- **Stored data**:
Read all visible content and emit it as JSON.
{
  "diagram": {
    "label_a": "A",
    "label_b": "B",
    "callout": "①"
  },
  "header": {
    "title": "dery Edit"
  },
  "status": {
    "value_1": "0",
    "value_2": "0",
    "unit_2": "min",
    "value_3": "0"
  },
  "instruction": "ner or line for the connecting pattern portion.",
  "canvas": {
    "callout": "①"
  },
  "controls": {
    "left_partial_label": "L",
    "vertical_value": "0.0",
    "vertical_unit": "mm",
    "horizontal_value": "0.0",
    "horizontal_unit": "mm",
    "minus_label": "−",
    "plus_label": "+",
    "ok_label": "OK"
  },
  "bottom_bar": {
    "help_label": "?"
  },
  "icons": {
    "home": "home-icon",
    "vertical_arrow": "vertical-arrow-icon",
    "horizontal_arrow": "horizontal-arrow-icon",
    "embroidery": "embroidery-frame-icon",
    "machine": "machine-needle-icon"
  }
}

- **TASK OBJECTIVE**: Word for word, quote all of the data above.

- **TASK OUTPUT**:
Read all visible content and emit it as JSON.
{
  "diagram": {
    "label_a": "A",
    "label_b": "B",
    "callout": "①"
  },
  "header": {
    "title": "dery Edit"
  },
  "status": {
    "value_1": "0",
    "value_2": "0",
    "unit_2": "min",
    "value_3": "0"
  },
  "instruction": "ner or line for the connecting pattern portion.",
  "canvas": {
    "callout": "①"
  },
  "controls": {
    "left_partial_label": "L",
    "vertical_value": "0.0",
    "vertical_unit": "mm",
    "horizontal_value": "0.0",
    "horizontal_unit": "mm",
    "minus_label": "−",
    "plus_label": "+",
    "ok_label": "OK"
  },
  "bottom_bar": {
    "help_label": "?"
  },
  "icons": {
    "home": "home-icon",
    "vertical_arrow": "vertical-arrow-icon",
    "horizontal_arrow": "horizontal-arrow-icon",
    "embroidery": "embroidery-frame-icon",
    "machine": "machine-needle-icon"
  }
}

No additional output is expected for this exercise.